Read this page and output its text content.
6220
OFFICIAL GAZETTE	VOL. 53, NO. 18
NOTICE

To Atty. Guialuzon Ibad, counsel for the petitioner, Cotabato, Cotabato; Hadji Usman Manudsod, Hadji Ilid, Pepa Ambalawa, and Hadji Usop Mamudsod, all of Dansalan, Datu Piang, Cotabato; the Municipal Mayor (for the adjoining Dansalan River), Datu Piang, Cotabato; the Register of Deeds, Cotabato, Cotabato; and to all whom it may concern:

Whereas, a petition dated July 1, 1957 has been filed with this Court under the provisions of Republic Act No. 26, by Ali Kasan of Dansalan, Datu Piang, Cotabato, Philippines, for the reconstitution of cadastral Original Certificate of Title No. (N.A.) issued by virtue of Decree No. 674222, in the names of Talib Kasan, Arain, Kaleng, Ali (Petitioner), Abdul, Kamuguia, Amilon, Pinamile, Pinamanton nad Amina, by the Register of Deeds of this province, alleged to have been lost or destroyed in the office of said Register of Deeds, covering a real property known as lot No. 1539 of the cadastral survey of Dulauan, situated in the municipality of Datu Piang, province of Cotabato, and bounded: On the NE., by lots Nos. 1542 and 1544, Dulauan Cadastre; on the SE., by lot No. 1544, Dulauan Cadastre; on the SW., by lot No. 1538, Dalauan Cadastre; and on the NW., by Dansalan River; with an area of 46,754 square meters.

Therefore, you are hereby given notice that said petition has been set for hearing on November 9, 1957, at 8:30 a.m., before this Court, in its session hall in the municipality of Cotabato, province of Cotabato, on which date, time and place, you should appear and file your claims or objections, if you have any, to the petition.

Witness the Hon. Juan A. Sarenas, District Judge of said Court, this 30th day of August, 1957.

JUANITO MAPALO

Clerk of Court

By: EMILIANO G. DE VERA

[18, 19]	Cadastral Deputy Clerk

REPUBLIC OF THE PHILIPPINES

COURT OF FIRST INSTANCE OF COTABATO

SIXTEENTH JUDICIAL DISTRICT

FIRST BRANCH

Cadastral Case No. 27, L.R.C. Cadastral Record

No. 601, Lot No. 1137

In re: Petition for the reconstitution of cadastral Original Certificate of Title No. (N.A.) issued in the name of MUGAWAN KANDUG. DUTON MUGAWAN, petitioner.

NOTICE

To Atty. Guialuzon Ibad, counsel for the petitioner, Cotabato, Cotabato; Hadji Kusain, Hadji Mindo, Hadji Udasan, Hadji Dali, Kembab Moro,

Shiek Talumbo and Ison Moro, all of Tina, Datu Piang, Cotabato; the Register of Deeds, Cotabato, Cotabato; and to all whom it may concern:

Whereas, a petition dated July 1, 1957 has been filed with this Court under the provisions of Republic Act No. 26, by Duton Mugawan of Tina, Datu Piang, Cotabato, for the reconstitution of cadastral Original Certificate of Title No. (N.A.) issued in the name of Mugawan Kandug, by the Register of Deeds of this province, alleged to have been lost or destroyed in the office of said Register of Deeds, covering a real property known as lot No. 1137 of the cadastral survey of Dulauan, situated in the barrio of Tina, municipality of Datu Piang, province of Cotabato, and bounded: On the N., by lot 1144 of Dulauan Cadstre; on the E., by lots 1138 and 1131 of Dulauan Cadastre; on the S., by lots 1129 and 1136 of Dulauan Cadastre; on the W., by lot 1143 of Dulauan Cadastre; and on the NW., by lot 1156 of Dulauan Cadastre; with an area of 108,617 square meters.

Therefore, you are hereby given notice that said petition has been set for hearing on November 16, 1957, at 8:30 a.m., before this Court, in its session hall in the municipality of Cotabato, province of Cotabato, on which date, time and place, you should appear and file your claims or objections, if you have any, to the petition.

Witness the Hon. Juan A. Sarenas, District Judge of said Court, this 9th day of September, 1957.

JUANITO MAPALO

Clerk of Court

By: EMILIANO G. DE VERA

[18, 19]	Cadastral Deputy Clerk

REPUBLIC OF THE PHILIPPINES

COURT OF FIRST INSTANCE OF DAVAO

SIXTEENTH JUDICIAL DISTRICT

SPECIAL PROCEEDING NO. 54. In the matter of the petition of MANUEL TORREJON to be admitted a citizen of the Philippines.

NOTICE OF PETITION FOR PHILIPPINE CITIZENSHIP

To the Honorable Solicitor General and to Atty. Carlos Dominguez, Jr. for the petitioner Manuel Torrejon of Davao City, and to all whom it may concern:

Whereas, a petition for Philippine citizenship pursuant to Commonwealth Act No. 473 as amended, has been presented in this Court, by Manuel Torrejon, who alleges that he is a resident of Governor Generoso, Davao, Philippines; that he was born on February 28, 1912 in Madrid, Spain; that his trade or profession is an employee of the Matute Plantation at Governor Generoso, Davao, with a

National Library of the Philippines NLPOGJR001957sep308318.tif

### WHAT THE EXERCISE ASKS:
Go through the listing above line by line and say how many lines hold the word "appear". Reply with that number only.

### FINISHED TASK:
2